- _PROBLEM DESCRIPTION_: Check every line below for the word "content" and show those that hold it.

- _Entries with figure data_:
-*-
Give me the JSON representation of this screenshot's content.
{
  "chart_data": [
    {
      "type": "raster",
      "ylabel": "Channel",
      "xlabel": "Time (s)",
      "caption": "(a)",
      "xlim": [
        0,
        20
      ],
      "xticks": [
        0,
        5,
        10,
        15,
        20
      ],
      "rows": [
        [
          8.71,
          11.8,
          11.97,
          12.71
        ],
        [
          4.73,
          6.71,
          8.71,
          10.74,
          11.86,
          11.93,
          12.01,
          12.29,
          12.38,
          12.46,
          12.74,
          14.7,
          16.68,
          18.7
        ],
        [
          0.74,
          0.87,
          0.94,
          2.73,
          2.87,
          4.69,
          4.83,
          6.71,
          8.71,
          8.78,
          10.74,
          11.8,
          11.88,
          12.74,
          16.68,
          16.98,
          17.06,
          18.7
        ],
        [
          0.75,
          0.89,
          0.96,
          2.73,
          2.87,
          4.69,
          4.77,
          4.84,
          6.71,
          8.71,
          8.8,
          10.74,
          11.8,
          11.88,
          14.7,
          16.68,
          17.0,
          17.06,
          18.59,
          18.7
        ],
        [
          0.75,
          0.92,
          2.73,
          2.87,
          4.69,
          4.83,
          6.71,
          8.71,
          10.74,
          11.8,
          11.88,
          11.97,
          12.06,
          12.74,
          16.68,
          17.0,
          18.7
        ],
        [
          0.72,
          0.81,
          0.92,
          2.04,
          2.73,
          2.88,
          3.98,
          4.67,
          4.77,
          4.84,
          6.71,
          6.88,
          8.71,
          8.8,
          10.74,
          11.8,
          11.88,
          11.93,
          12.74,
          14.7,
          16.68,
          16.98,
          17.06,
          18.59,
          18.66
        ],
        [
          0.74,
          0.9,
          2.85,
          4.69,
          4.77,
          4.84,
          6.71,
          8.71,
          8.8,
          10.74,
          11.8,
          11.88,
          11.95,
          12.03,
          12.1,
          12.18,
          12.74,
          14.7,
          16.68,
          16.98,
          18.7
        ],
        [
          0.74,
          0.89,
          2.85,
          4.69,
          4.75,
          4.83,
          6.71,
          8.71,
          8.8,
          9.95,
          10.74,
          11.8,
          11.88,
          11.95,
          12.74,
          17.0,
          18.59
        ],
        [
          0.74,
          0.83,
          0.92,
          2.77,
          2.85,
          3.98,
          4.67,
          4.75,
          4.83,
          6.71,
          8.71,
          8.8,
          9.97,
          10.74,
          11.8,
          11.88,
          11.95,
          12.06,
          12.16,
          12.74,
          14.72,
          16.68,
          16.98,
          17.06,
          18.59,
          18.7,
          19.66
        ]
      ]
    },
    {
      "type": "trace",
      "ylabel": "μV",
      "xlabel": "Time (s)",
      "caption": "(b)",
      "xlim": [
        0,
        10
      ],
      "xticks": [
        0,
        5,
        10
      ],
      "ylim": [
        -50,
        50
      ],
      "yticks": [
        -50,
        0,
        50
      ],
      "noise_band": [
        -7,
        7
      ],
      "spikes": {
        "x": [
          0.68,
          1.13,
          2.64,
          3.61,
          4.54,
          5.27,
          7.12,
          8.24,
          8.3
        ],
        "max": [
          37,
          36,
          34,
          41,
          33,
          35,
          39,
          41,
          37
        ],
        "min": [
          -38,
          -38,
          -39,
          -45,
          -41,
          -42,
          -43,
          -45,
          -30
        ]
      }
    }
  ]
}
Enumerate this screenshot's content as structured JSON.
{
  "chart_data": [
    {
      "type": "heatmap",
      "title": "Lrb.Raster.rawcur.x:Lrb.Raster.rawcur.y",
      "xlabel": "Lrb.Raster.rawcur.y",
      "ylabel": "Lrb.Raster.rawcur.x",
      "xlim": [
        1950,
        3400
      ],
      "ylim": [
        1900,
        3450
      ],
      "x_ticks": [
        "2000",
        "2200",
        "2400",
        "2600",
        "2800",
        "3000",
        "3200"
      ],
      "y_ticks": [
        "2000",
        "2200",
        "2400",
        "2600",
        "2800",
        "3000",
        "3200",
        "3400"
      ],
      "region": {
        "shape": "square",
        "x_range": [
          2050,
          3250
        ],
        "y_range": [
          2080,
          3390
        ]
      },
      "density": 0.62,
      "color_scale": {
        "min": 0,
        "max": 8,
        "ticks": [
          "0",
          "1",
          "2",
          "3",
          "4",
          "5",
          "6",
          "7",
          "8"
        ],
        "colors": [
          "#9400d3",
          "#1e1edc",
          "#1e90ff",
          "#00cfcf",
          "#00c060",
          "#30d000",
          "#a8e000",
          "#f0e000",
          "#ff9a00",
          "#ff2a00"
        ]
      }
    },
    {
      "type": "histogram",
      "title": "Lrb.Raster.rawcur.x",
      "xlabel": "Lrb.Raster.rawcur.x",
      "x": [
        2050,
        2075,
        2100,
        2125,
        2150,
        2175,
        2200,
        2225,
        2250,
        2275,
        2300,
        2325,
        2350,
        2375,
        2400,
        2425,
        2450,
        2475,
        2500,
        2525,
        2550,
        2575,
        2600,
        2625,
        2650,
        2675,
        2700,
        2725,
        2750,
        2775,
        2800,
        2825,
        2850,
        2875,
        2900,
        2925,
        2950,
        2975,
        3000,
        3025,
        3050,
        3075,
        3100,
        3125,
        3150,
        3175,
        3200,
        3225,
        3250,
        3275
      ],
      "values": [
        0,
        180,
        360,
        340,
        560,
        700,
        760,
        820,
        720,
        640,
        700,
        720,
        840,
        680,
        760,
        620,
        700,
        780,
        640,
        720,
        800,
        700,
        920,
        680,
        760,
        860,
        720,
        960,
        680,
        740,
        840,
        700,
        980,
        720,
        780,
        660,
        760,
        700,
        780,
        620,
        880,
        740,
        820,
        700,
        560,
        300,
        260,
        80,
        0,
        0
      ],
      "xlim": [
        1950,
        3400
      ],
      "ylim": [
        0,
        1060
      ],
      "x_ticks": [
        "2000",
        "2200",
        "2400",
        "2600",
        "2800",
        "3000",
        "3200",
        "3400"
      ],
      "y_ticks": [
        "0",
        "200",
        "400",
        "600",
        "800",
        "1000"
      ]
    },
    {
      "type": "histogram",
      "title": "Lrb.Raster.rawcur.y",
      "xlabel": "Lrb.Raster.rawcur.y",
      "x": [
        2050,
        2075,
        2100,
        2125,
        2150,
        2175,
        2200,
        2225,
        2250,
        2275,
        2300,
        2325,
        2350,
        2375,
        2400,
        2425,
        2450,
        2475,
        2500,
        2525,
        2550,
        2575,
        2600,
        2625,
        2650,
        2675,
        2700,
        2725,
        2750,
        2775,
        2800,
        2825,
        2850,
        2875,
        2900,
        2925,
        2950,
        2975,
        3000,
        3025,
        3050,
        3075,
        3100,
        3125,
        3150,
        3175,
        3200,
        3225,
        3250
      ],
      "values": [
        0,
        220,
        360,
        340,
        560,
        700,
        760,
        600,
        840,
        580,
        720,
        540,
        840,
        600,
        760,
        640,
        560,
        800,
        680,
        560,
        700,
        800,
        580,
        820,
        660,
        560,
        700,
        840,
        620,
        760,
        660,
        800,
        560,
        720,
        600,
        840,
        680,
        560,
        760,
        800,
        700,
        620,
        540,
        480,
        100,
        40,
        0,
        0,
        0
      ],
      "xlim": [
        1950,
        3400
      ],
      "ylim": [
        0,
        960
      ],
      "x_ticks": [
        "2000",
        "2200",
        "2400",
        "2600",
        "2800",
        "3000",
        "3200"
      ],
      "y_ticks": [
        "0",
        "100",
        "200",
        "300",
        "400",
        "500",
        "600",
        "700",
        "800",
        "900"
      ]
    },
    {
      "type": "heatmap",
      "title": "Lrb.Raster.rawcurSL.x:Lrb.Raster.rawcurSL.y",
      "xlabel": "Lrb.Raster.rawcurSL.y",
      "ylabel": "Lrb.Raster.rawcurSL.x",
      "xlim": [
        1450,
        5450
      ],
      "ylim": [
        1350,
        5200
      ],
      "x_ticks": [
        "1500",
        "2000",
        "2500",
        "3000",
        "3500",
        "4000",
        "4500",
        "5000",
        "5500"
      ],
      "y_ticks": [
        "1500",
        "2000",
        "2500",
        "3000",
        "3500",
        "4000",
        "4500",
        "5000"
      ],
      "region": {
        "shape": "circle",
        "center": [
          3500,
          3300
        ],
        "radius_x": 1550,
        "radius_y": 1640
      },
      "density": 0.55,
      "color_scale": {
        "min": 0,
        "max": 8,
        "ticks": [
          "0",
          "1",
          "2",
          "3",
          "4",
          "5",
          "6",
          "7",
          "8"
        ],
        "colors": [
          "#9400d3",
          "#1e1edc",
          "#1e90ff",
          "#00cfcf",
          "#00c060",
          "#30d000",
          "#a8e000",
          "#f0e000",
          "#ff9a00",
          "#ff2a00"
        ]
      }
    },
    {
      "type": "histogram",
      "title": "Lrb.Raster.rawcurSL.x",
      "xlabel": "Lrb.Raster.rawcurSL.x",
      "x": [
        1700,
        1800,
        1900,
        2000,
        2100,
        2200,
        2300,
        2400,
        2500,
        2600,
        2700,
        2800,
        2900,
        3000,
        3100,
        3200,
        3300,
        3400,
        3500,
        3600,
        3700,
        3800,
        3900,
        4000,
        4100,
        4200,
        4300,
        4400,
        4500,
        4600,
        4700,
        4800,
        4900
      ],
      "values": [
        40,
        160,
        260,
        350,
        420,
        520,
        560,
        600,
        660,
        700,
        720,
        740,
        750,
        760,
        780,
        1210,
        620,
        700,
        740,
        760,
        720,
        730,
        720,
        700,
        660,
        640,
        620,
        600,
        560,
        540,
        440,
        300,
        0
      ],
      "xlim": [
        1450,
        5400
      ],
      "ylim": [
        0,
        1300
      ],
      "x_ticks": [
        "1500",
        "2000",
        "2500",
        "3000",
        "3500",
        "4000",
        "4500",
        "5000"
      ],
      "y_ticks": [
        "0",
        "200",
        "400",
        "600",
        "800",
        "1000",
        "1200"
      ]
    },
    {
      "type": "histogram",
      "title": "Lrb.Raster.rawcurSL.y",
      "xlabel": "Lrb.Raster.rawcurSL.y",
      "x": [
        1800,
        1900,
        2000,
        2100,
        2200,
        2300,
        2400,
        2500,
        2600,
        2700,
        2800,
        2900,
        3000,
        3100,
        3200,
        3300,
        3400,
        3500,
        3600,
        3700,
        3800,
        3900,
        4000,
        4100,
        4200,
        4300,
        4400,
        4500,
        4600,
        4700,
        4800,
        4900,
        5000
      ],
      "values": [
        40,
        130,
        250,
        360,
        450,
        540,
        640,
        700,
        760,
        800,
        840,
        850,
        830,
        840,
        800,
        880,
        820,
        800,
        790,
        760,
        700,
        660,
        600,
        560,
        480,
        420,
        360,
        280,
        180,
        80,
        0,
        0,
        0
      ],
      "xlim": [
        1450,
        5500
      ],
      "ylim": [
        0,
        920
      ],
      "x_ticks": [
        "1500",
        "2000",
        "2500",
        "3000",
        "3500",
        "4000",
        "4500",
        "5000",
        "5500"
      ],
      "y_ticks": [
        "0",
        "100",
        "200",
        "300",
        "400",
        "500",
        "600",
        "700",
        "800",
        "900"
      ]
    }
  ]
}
-*-
- _OUTPUT OF THE TASK_:
Give me the JSON representation of this screenshot's content.
Enumerate this screenshot's content as structured JSON.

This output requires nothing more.